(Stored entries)
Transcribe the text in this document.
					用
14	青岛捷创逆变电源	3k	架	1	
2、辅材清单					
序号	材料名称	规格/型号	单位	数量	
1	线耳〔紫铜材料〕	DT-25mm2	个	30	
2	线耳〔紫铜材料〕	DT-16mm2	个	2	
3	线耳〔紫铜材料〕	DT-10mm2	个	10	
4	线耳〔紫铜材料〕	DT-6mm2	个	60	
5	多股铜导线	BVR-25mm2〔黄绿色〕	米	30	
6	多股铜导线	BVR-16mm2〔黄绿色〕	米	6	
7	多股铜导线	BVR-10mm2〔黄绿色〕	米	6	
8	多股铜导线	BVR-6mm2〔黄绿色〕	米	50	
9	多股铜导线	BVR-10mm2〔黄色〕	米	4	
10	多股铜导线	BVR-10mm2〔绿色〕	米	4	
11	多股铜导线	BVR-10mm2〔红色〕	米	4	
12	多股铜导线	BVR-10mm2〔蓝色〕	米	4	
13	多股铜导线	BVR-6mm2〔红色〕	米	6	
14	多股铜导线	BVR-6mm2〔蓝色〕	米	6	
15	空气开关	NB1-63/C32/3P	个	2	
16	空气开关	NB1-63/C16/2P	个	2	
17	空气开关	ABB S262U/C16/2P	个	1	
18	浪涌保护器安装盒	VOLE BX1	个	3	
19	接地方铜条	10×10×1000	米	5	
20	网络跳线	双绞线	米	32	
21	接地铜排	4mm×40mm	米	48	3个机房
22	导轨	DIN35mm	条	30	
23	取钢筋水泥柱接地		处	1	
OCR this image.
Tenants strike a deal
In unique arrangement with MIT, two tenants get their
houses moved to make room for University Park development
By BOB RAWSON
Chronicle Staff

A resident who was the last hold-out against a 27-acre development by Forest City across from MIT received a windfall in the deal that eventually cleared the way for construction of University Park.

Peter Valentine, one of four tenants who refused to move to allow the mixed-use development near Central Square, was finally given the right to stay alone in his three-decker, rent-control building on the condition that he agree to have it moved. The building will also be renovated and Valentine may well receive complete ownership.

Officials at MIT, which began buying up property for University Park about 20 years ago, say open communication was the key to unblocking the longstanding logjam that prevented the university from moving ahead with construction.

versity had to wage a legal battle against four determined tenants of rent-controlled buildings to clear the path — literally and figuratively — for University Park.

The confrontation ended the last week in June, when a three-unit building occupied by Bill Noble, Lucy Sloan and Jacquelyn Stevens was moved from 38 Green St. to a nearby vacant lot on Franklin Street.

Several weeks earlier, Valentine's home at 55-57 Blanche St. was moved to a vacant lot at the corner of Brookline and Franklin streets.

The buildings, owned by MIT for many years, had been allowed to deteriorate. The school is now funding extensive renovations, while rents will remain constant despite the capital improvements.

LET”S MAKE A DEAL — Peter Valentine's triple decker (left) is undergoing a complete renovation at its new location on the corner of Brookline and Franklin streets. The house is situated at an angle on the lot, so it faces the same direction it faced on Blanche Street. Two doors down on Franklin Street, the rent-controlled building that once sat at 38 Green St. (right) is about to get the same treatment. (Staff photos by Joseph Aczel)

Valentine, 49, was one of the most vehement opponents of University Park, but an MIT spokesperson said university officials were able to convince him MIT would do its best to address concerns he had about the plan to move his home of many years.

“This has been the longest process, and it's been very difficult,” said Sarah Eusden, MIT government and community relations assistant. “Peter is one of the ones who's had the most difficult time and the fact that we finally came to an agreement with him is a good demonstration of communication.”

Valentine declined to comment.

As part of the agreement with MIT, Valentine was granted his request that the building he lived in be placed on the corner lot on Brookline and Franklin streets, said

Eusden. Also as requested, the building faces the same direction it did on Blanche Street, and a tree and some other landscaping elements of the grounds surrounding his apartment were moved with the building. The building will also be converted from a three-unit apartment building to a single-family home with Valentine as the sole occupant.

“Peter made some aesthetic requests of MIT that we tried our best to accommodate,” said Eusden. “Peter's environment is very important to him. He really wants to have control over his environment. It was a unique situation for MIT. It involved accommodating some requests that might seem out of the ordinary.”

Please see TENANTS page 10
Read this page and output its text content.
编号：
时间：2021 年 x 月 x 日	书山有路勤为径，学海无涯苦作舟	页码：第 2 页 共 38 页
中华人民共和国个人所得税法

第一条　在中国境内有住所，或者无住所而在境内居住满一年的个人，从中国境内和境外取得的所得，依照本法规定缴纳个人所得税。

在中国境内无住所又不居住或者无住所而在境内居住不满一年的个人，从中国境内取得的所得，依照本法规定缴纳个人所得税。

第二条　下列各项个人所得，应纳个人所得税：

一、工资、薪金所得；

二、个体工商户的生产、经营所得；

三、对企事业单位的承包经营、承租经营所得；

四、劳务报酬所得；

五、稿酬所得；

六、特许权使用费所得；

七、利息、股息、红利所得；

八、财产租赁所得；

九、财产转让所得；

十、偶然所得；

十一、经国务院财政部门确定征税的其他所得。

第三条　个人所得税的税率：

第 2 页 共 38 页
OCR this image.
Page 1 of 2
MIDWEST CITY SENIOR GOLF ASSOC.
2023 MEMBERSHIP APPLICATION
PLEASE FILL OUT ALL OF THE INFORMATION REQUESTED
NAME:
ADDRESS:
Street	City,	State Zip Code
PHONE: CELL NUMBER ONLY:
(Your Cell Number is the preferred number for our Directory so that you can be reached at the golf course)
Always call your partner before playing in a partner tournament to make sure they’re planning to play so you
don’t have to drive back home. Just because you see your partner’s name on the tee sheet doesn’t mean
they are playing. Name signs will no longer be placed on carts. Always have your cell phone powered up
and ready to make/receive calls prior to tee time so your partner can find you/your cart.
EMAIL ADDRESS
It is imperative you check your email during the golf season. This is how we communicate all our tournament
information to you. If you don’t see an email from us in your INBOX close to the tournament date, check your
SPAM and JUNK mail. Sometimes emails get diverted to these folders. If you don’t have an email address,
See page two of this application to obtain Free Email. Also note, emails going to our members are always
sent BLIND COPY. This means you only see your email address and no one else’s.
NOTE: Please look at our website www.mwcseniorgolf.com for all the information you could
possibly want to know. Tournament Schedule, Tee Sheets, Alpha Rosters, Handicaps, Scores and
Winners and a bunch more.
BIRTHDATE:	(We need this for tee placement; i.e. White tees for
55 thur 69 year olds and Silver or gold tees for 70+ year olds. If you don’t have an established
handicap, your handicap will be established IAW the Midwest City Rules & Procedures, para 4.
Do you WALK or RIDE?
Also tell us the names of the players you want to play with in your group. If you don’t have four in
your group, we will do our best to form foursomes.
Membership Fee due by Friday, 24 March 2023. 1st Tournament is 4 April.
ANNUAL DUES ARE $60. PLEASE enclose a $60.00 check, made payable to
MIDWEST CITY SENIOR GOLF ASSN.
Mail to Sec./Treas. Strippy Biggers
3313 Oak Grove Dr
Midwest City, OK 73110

Your instructions >> Repeat every line of the records above exactly.

Solution to the problem >>
Transcribe the text in this document.
					用
14	青岛捷创逆变电源	3k	架	1	
2、辅材清单					
序号	材料名称	规格/型号	单位	数量	
1	线耳〔紫铜材料〕	DT-25mm2	个	30	
2	线耳〔紫铜材料〕	DT-16mm2	个	2	
3	线耳〔紫铜材料〕	DT-10mm2	个	10	
4	线耳〔紫铜材料〕	DT-6mm2	个	60	
5	多股铜导线	BVR-25mm2〔黄绿色〕	米	30	
6	多股铜导线	BVR-16mm2〔黄绿色〕	米	6	
7	多股铜导线	BVR-10mm2〔黄绿色〕	米	6	
8	多股铜导线	BVR-6mm2〔黄绿色〕	米	50	
9	多股铜导线	BVR-10mm2〔黄色〕	米	4	
10	多股铜导线	BVR-10mm2〔绿色〕	米	4	
11	多股铜导线	BVR-10mm2〔红色〕	米	4	
12	多股铜导线	BVR-10mm2〔蓝色〕	米	4	
13	多股铜导线	BVR-6mm2〔红色〕	米	6	
14	多股铜导线	BVR-6mm2〔蓝色〕	米	6	
15	空气开关	NB1-63/C32/3P	个	2	
16	空气开关	NB1-63/C16/2P	个	2	
17	空气开关	ABB S262U/C16/2P	个	1	
18	浪涌保护器安装盒	VOLE BX1	个	3	
19	接地方铜条	10×10×1000	米	5	
20	网络跳线	双绞线	米	32	
21	接地铜排	4mm×40mm	米	48	3个机房
22	导轨	DIN35mm	条	30	
23	取钢筋水泥柱接地		处	1	
OCR this image.
Tenants strike a deal
In unique arrangement with MIT, two tenants get their
houses moved to make room for University Park development
By BOB RAWSON
Chronicle Staff

A resident who was the last hold-out against a 27-acre development by Forest City across from MIT received a windfall in the deal that eventually cleared the way for construction of University Park.

Peter Valentine, one of four tenants who refused to move to allow the mixed-use development near Central Square, was finally given the right to stay alone in his three-decker, rent-control building on the condition that he agree to have it moved. The building will also be renovated and Valentine may well receive complete ownership.

Officials at MIT, which began buying up property for University Park about 20 years ago, say open communication was the key to unblocking the longstanding logjam that prevented the university from moving ahead with construction.

versity had to wage a legal battle against four determined tenants of rent-controlled buildings to clear the path — literally and figuratively — for University Park.

The confrontation ended the last week in June, when a three-unit building occupied by Bill Noble, Lucy Sloan and Jacquelyn Stevens was moved from 38 Green St. to a nearby vacant lot on Franklin Street.

Several weeks earlier, Valentine's home at 55-57 Blanche St. was moved to a vacant lot at the corner of Brookline and Franklin streets.

The buildings, owned by MIT for many years, had been allowed to deteriorate. The school is now funding extensive renovations, while rents will remain constant despite the capital improvements.

LET”S MAKE A DEAL — Peter Valentine's triple decker (left) is undergoing a complete renovation at its new location on the corner of Brookline and Franklin streets. The house is situated at an angle on the lot, so it faces the same direction it faced on Blanche Street. Two doors down on Franklin Street, the rent-controlled building that once sat at 38 Green St. (right) is about to get the same treatment. (Staff photos by Joseph Aczel)

Valentine, 49, was one of the most vehement opponents of University Park, but an MIT spokesperson said university officials were able to convince him MIT would do its best to address concerns he had about the plan to move his home of many years.

“This has been the longest process, and it's been very difficult,” said Sarah Eusden, MIT government and community relations assistant. “Peter is one of the ones who's had the most difficult time and the fact that we finally came to an agreement with him is a good demonstration of communication.”

Valentine declined to comment.

As part of the agreement with MIT, Valentine was granted his request that the building he lived in be placed on the corner lot on Brookline and Franklin streets, said

Eusden. Also as requested, the building faces the same direction it did on Blanche Street, and a tree and some other landscaping elements of the grounds surrounding his apartment were moved with the building. The building will also be converted from a three-unit apartment building to a single-family home with Valentine as the sole occupant.

“Peter made some aesthetic requests of MIT that we tried our best to accommodate,” said Eusden. “Peter's environment is very important to him. He really wants to have control over his environment. It was a unique situation for MIT. It involved accommodating some requests that might seem out of the ordinary.”

Please see TENANTS page 10
Read this page and output its text content.
编号：
时间：2021 年 x 月 x 日	书山有路勤为径，学海无涯苦作舟	页码：第 2 页 共 38 页
中华人民共和国个人所得税法

第一条　在中国境内有住所，或者无住所而在境内居住满一年的个人，从中国境内和境外取得的所得，依照本法规定缴纳个人所得税。

在中国境内无住所又不居住或者无住所而在境内居住不满一年的个人，从中国境内取得的所得，依照本法规定缴纳个人所得税。

第二条　下列各项个人所得，应纳个人所得税：

一、工资、薪金所得；

二、个体工商户的生产、经营所得；

三、对企事业单位的承包经营、承租经营所得；

四、劳务报酬所得；

五、稿酬所得；

六、特许权使用费所得；

七、利息、股息、红利所得；

八、财产租赁所得；

九、财产转让所得；

十、偶然所得；

十一、经国务院财政部门确定征税的其他所得。

第三条　个人所得税的税率：

第 2 页 共 38 页
OCR this image.
Page 1 of 2
MIDWEST CITY SENIOR GOLF ASSOC.
2023 MEMBERSHIP APPLICATION
PLEASE FILL OUT ALL OF THE INFORMATION REQUESTED
NAME:
ADDRESS:
Street	City,	State Zip Code
PHONE: CELL NUMBER ONLY:
(Your Cell Number is the preferred number for our Directory so that you can be reached at the golf course)
Always call your partner before playing in a partner tournament to make sure they’re planning to play so you
don’t have to drive back home. Just because you see your partner’s name on the tee sheet doesn’t mean
they are playing. Name signs will no longer be placed on carts. Always have your cell phone powered up
and ready to make/receive calls prior to tee time so your partner can find you/your cart.
EMAIL ADDRESS
It is imperative you check your email during the golf season. This is how we communicate all our tournament
information to you. If you don’t see an email from us in your INBOX close to the tournament date, check your
SPAM and JUNK mail. Sometimes emails get diverted to these folders. If you don’t have an email address,
See page two of this application to obtain Free Email. Also note, emails going to our members are always
sent BLIND COPY. This means you only see your email address and no one else’s.
NOTE: Please look at our website www.mwcseniorgolf.com for all the information you could
possibly want to know. Tournament Schedule, Tee Sheets, Alpha Rosters, Handicaps, Scores and
Winners and a bunch more.
BIRTHDATE:	(We need this for tee placement; i.e. White tees for
55 thur 69 year olds and Silver or gold tees for 70+ year olds. If you don’t have an established
handicap, your handicap will be established IAW the Midwest City Rules & Procedures, para 4.
Do you WALK or RIDE?
Also tell us the names of the players you want to play with in your group. If you don’t have four in
your group, we will do our best to form foursomes.
Membership Fee due by Friday, 24 March 2023. 1st Tournament is 4 April.
ANNUAL DUES ARE $60. PLEASE enclose a $60.00 check, made payable to
MIDWEST CITY SENIOR GOLF ASSN.
Mail to Sec./Treas. Strippy Biggers
3313 Oak Grove Dr
Midwest City, OK 73110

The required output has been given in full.